EXERCISE DIRECTIONS ->
Your task is to repeat the listing exactly.

==== RAW RECORDS

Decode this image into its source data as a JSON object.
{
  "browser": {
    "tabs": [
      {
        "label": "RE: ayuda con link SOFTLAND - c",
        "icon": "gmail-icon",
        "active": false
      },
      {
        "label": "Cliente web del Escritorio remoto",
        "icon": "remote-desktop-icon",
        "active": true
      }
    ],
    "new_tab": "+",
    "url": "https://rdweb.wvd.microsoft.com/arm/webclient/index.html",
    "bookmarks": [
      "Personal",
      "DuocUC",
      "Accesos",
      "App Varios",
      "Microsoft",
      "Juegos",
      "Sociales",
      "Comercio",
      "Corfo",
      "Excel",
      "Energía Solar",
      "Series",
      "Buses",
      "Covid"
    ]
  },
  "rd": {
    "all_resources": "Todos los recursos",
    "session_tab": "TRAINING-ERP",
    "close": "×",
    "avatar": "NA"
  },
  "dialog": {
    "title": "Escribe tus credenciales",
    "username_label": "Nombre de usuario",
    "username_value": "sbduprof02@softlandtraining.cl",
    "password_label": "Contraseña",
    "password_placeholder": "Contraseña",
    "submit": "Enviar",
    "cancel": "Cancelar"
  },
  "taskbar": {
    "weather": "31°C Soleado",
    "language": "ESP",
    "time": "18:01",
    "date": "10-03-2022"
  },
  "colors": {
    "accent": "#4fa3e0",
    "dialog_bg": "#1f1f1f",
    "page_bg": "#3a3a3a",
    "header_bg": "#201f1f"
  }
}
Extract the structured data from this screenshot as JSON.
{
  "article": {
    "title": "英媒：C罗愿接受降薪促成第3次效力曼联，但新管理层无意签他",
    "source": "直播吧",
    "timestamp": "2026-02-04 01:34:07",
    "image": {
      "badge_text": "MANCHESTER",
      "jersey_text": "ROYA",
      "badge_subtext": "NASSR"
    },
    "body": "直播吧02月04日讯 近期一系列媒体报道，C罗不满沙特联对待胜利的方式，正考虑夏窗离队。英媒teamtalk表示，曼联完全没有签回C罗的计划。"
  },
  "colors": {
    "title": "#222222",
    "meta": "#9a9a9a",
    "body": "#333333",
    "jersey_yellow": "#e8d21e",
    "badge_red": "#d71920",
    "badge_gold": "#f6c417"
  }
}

========

ANSWER TO THIS PROBLEM ->
Decode this image into its source data as a JSON object.
{
  "browser": {
    "tabs": [
      {
        "label": "RE: ayuda con link SOFTLAND - c",
        "icon": "gmail-icon",
        "active": false
      },
      {
        "label": "Cliente web del Escritorio remoto",
        "icon": "remote-desktop-icon",
        "active": true
      }
    ],
    "new_tab": "+",
    "url": "https://rdweb.wvd.microsoft.com/arm/webclient/index.html",
    "bookmarks": [
      "Personal",
      "DuocUC",
      "Accesos",
      "App Varios",
      "Microsoft",
      "Juegos",
      "Sociales",
      "Comercio",
      "Corfo",
      "Excel",
      "Energía Solar",
      "Series",
      "Buses",
      "Covid"
    ]
  },
  "rd": {
    "all_resources": "Todos los recursos",
    "session_tab": "TRAINING-ERP",
    "close": "×",
    "avatar": "NA"
  },
  "dialog": {
    "title": "Escribe tus credenciales",
    "username_label": "Nombre de usuario",
    "username_value": "sbduprof02@softlandtraining.cl",
    "password_label": "Contraseña",
    "password_placeholder": "Contraseña",
    "submit": "Enviar",
    "cancel": "Cancelar"
  },
  "taskbar": {
    "weather": "31°C Soleado",
    "language": "ESP",
    "time": "18:01",
    "date": "10-03-2022"
  },
  "colors": {
    "accent": "#4fa3e0",
    "dialog_bg": "#1f1f1f",
    "page_bg": "#3a3a3a",
    "header_bg": "#201f1f"
  }
}
Extract the structured data from this screenshot as JSON.
{
  "article": {
    "title": "英媒：C罗愿接受降薪促成第3次效力曼联，但新管理层无意签他",
    "source": "直播吧",
    "timestamp": "2026-02-04 01:34:07",
    "image": {
      "badge_text": "MANCHESTER",
      "jersey_text": "ROYA",
      "badge_subtext": "NASSR"
    },
    "body": "直播吧02月04日讯 近期一系列媒体报道，C罗不满沙特联对待胜利的方式，正考虑夏窗离队。英媒teamtalk表示，曼联完全没有签回C罗的计划。"
  },
  "colors": {
    "title": "#222222",
    "meta": "#9a9a9a",
    "body": "#333333",
    "jersey_yellow": "#e8d21e",
    "badge_red": "#d71920",
    "badge_gold": "#f6c417"
  }
}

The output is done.